(Extracts from a graphics dataset)
==============================
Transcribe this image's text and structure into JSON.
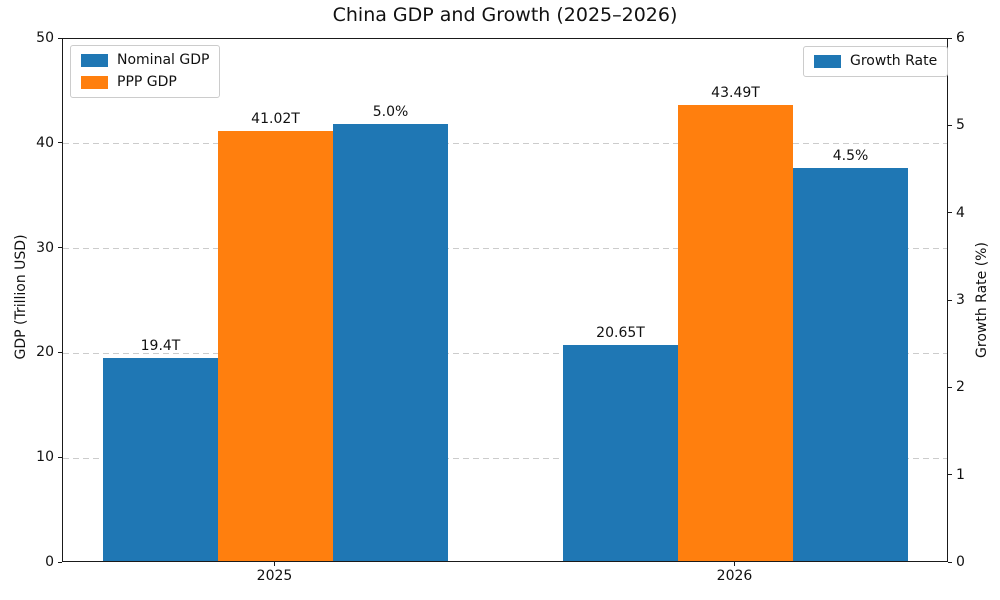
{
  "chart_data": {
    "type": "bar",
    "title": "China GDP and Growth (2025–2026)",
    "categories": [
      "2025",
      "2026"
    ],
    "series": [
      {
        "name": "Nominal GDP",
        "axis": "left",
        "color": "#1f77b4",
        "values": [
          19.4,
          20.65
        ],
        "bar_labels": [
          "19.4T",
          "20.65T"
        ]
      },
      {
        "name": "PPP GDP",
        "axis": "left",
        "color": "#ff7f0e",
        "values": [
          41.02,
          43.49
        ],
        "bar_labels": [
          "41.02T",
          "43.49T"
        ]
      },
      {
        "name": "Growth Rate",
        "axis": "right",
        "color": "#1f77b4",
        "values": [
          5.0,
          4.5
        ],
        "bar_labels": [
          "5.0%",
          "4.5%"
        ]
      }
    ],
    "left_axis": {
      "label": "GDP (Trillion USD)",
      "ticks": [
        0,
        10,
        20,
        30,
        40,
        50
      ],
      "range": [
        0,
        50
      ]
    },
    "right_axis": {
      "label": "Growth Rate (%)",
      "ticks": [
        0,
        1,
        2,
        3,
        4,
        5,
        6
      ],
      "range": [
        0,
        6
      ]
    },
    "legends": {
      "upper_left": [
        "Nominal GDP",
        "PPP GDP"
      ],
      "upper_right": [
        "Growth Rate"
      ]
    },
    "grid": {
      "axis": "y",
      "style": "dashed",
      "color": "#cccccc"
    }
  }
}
==============================
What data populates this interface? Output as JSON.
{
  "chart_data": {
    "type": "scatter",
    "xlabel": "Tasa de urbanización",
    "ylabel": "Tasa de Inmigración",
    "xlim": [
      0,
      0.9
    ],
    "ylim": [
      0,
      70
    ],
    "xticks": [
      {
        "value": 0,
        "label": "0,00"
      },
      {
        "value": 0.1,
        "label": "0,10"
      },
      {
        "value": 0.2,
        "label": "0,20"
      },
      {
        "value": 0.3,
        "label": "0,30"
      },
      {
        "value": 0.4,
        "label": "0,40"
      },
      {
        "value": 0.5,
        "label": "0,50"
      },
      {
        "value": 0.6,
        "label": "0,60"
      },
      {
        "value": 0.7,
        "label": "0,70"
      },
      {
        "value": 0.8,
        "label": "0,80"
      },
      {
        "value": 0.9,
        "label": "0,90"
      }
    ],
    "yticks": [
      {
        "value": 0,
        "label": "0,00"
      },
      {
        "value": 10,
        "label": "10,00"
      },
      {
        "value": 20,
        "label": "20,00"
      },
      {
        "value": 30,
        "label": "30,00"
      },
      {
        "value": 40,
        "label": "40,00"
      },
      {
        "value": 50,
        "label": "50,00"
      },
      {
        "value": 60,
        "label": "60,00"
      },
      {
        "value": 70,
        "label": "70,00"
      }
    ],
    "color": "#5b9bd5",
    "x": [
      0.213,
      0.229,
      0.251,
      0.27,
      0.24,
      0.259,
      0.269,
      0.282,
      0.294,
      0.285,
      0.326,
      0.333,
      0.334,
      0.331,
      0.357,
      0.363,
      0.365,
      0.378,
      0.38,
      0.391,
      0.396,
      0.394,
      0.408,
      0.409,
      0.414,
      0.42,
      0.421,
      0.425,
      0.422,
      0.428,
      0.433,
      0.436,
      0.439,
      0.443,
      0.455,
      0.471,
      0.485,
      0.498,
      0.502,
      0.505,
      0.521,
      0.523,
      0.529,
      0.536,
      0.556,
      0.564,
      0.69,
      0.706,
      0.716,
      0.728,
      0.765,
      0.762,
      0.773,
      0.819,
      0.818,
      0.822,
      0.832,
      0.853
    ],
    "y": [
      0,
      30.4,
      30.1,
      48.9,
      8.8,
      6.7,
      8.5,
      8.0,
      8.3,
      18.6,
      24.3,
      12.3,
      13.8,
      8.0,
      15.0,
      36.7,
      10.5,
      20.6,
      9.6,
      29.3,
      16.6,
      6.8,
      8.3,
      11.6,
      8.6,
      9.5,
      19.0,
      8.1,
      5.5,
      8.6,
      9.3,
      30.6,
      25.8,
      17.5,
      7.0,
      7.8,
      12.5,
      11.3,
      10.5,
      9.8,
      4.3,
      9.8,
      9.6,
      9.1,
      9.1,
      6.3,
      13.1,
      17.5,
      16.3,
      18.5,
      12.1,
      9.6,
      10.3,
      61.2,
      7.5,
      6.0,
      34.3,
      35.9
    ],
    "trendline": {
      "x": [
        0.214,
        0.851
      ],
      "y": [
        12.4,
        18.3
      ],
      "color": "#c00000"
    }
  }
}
==============================
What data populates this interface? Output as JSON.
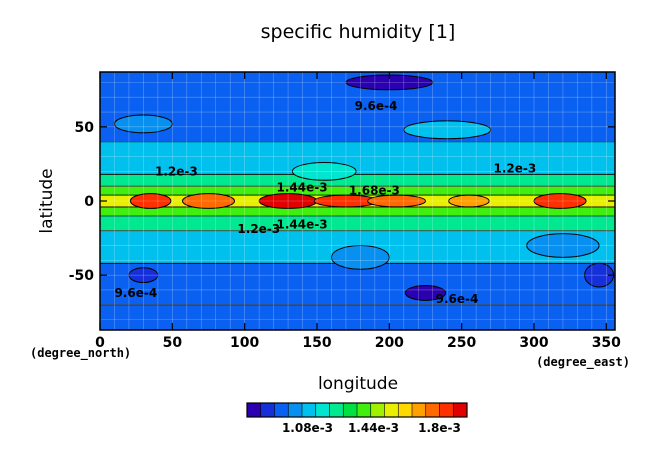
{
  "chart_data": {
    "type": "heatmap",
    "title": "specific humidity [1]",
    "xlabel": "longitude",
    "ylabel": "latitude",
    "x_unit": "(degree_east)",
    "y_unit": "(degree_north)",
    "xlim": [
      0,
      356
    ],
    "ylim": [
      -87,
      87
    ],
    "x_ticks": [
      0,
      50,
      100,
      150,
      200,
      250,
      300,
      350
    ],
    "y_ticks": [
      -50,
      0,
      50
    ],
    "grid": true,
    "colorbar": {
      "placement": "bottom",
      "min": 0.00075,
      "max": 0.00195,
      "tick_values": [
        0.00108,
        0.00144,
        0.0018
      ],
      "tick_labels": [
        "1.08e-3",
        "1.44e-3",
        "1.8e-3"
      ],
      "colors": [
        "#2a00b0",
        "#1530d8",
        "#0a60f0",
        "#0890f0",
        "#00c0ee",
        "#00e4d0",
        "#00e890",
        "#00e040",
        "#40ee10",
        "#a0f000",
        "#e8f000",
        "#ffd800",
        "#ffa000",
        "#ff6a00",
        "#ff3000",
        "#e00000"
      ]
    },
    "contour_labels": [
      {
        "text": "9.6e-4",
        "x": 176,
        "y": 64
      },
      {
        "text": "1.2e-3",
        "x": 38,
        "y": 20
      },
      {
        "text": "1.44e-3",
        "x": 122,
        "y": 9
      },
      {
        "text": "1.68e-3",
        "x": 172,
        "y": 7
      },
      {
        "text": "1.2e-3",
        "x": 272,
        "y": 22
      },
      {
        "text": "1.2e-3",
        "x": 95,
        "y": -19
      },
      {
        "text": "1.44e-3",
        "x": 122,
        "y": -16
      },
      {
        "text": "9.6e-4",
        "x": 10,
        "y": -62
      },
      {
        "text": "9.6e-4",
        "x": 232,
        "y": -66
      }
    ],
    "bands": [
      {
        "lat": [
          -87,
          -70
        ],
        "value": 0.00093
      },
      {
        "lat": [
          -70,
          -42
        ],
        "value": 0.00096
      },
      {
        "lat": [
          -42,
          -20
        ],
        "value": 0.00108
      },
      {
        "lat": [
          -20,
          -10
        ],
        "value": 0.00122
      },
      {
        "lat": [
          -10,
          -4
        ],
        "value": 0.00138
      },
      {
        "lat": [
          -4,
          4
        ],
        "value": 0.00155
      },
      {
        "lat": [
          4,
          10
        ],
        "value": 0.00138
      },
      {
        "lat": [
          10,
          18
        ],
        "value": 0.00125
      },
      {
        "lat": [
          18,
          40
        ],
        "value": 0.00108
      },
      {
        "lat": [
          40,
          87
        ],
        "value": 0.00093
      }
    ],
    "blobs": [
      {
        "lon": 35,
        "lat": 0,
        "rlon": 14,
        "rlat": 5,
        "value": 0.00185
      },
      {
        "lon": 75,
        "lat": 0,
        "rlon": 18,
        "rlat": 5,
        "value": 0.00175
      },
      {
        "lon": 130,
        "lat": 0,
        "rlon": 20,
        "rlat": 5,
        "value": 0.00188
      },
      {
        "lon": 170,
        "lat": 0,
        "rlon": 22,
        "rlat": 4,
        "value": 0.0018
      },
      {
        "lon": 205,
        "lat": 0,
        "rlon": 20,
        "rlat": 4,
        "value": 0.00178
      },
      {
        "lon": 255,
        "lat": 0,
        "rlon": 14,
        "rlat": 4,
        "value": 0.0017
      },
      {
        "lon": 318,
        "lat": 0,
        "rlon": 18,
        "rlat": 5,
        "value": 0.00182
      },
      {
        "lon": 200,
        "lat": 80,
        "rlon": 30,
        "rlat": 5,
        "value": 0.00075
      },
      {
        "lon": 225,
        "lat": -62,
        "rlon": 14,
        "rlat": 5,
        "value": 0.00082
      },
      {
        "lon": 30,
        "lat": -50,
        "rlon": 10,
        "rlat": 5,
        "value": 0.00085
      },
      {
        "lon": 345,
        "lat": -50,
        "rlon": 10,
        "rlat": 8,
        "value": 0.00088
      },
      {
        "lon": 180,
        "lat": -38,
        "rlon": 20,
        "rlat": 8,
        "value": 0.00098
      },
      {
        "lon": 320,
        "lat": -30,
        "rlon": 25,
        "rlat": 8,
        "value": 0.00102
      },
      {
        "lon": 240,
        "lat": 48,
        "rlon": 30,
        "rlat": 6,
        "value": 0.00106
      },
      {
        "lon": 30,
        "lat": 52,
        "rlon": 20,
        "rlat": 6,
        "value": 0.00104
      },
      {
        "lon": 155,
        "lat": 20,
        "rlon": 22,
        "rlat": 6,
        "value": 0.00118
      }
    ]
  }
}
==============================
The lines to collect are those holding the string "title"; copy them all.

    "title": "China GDP and Growth (2025–2026)",
    "title": "specific humidity [1]",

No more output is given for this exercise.